(Data entries)
◆ ◆ ◆
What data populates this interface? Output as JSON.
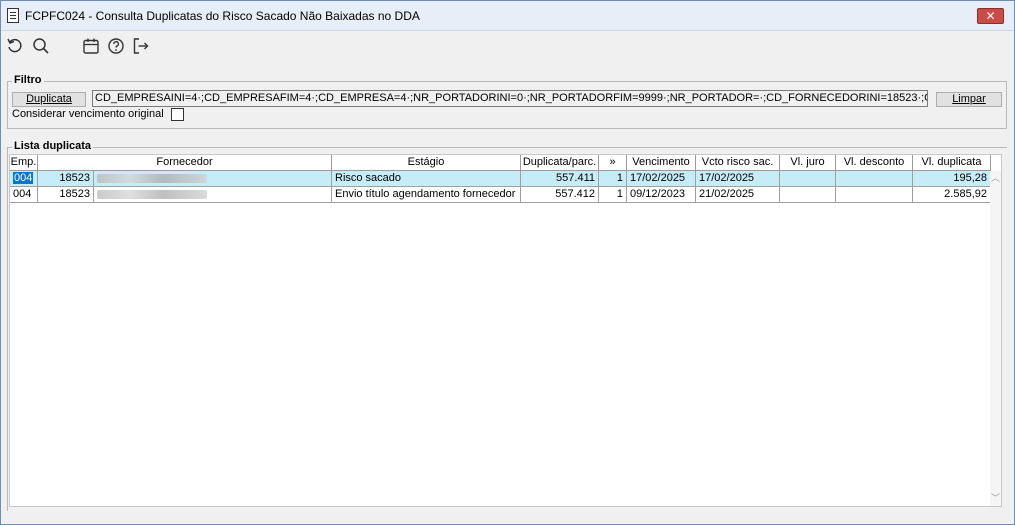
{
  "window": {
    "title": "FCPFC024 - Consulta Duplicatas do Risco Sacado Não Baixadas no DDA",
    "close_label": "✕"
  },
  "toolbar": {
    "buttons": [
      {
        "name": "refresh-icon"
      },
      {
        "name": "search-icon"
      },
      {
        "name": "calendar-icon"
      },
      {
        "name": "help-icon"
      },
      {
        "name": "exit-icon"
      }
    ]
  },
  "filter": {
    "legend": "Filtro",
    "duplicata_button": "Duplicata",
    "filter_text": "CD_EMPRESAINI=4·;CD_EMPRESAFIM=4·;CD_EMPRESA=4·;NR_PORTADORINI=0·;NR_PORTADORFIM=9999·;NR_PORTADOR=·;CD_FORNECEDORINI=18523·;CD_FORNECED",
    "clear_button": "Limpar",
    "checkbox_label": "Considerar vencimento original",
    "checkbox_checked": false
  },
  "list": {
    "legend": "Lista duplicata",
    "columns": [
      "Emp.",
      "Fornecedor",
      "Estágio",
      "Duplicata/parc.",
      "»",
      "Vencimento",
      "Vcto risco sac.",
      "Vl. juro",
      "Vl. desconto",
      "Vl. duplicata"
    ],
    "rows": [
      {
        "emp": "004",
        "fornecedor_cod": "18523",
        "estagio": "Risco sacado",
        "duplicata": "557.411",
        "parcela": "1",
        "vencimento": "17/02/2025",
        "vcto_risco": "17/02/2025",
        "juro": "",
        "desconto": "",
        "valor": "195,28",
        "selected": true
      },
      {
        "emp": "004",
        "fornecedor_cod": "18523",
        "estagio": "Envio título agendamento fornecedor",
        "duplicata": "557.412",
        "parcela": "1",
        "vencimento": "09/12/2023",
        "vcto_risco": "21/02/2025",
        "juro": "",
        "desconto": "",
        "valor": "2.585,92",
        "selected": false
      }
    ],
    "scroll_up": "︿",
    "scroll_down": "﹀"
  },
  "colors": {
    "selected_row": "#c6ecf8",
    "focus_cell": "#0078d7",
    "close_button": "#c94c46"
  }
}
◆ ◆ ◆
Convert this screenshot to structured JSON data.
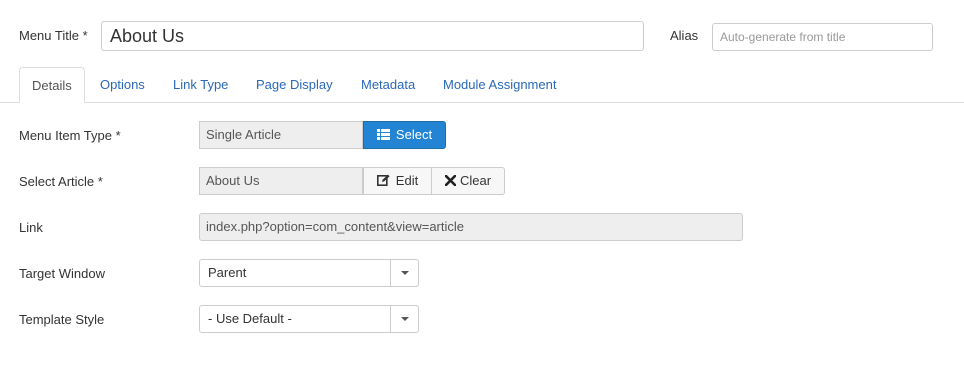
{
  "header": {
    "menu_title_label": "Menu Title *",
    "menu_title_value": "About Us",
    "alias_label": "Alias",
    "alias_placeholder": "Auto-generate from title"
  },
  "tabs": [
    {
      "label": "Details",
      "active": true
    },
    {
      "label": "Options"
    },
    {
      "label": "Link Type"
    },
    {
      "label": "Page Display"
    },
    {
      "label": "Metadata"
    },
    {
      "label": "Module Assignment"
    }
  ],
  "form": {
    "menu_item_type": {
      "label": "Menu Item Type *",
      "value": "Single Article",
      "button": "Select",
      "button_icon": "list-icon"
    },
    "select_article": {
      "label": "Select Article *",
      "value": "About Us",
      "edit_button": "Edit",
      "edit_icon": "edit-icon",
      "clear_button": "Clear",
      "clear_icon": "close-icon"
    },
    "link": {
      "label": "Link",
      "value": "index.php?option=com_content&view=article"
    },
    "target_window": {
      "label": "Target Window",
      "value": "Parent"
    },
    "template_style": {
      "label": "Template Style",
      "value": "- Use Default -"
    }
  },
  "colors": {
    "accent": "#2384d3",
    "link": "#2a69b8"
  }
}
◆ ◆ ◆
# WHAT YOU SHOULD DO
In the listing, find every line with the word "false" and state how many there are, nothing more.

# CORRECT OUTPUT
2